■ **Data to process**
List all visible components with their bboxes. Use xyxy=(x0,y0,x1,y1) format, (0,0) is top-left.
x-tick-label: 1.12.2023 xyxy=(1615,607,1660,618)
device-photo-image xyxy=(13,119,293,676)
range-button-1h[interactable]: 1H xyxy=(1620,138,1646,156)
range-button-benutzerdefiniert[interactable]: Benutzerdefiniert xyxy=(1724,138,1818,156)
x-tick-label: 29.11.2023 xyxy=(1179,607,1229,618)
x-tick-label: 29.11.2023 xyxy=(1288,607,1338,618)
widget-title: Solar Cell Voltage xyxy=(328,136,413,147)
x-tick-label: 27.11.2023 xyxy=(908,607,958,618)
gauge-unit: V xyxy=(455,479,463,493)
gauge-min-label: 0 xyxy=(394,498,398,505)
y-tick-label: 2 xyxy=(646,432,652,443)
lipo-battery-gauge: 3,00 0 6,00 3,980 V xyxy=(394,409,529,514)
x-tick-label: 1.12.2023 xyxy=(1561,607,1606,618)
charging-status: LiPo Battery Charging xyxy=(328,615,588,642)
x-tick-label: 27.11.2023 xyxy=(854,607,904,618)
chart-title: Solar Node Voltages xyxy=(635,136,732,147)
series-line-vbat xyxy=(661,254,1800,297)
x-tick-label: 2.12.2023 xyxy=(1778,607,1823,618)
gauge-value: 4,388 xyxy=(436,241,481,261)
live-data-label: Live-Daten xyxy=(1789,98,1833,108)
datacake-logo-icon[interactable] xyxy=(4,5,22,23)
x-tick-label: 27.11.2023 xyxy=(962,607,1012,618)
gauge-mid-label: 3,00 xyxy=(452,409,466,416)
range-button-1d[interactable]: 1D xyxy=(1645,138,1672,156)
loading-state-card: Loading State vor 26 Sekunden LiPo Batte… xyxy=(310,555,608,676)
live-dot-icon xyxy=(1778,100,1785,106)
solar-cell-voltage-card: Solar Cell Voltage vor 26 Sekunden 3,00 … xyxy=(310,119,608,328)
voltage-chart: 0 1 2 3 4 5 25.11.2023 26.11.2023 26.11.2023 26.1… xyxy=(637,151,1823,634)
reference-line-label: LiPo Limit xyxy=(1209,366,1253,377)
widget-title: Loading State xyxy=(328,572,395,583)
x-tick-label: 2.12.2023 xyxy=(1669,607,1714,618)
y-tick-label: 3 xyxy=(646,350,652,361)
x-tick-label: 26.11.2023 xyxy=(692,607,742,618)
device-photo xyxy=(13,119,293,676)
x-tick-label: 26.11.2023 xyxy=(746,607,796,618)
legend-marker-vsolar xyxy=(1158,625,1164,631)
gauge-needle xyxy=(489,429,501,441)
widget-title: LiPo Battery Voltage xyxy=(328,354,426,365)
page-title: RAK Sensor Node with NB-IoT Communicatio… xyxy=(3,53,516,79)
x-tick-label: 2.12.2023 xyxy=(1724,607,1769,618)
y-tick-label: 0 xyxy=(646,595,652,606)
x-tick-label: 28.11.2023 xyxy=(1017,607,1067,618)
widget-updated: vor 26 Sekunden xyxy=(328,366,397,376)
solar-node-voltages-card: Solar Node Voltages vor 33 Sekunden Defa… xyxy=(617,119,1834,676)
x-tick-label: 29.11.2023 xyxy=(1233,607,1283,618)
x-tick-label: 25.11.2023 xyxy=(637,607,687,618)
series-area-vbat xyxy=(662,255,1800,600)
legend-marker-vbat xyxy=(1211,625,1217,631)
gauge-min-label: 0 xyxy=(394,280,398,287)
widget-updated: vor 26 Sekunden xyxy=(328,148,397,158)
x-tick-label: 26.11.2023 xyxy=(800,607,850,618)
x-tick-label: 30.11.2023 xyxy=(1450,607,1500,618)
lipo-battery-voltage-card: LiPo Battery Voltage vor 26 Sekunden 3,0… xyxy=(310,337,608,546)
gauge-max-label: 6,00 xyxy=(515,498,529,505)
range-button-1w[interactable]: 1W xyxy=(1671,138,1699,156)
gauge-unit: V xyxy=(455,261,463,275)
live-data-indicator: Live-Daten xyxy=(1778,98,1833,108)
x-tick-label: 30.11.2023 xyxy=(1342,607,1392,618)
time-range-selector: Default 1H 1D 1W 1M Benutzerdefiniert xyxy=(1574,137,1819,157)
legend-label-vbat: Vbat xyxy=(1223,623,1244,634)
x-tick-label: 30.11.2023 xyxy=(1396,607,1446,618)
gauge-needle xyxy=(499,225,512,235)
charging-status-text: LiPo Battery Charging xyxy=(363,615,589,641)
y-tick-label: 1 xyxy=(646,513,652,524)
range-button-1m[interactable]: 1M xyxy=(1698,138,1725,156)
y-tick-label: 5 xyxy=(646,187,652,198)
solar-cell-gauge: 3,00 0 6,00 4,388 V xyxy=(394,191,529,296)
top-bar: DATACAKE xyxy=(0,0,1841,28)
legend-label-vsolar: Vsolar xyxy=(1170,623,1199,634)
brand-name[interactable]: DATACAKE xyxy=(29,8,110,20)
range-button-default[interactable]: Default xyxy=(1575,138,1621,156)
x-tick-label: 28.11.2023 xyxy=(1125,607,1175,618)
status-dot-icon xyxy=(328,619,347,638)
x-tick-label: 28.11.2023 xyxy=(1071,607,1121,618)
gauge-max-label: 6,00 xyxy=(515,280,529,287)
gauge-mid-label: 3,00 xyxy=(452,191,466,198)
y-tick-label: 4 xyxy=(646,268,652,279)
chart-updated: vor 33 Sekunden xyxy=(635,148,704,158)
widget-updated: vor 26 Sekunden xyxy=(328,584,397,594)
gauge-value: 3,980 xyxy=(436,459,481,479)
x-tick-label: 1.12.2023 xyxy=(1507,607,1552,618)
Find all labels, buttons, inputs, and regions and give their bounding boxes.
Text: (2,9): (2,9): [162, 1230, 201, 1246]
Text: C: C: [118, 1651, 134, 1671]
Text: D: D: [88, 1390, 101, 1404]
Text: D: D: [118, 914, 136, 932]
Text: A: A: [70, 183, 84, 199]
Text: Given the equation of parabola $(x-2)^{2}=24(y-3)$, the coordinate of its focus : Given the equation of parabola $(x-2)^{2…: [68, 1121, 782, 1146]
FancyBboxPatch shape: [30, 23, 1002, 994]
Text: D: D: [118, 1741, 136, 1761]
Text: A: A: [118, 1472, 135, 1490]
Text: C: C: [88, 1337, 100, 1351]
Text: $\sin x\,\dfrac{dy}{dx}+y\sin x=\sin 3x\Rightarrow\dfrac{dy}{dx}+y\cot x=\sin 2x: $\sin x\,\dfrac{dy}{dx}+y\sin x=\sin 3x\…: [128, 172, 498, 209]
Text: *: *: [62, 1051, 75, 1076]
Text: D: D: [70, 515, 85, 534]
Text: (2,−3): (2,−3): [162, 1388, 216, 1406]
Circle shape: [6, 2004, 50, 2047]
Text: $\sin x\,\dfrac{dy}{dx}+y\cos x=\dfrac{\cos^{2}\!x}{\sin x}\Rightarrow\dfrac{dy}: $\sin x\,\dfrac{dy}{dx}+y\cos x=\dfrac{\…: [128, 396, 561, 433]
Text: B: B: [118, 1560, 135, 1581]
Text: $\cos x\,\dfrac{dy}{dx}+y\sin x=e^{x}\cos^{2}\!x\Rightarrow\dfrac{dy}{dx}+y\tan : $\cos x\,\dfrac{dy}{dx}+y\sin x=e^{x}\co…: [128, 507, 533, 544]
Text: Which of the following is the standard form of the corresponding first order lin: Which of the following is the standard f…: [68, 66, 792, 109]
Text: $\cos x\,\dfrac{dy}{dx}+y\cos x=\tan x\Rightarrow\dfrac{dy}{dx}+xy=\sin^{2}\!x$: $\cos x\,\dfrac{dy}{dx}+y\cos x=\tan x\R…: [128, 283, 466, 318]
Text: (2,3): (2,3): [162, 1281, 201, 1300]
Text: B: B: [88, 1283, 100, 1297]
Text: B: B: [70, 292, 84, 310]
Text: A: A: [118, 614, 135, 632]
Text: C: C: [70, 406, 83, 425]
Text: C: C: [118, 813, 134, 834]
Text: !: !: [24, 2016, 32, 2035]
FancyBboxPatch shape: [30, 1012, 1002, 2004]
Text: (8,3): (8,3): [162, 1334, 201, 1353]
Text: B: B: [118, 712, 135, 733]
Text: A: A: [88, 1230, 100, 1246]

■ **Challenge**
Copy the entries from the very first line down through the line containing "y-tick-label: 2 xyxy=(646,432,652,443)", changing "x-tick-label" to "x-axis-label" and leaving everything else the same.

■ **Answer to the problem**
List all visible components with their bboxes. Use xyxy=(x0,y0,x1,y1) format, (0,0) is top-left.
x-axis-label: 1.12.2023 xyxy=(1615,607,1660,618)
device-photo-image xyxy=(13,119,293,676)
range-button-1h[interactable]: 1H xyxy=(1620,138,1646,156)
range-button-benutzerdefiniert[interactable]: Benutzerdefiniert xyxy=(1724,138,1818,156)
x-axis-label: 29.11.2023 xyxy=(1179,607,1229,618)
x-axis-label: 29.11.2023 xyxy=(1288,607,1338,618)
widget-title: Solar Cell Voltage xyxy=(328,136,413,147)
x-axis-label: 27.11.2023 xyxy=(908,607,958,618)
gauge-unit: V xyxy=(455,479,463,493)
gauge-min-label: 0 xyxy=(394,498,398,505)
y-tick-label: 2 xyxy=(646,432,652,443)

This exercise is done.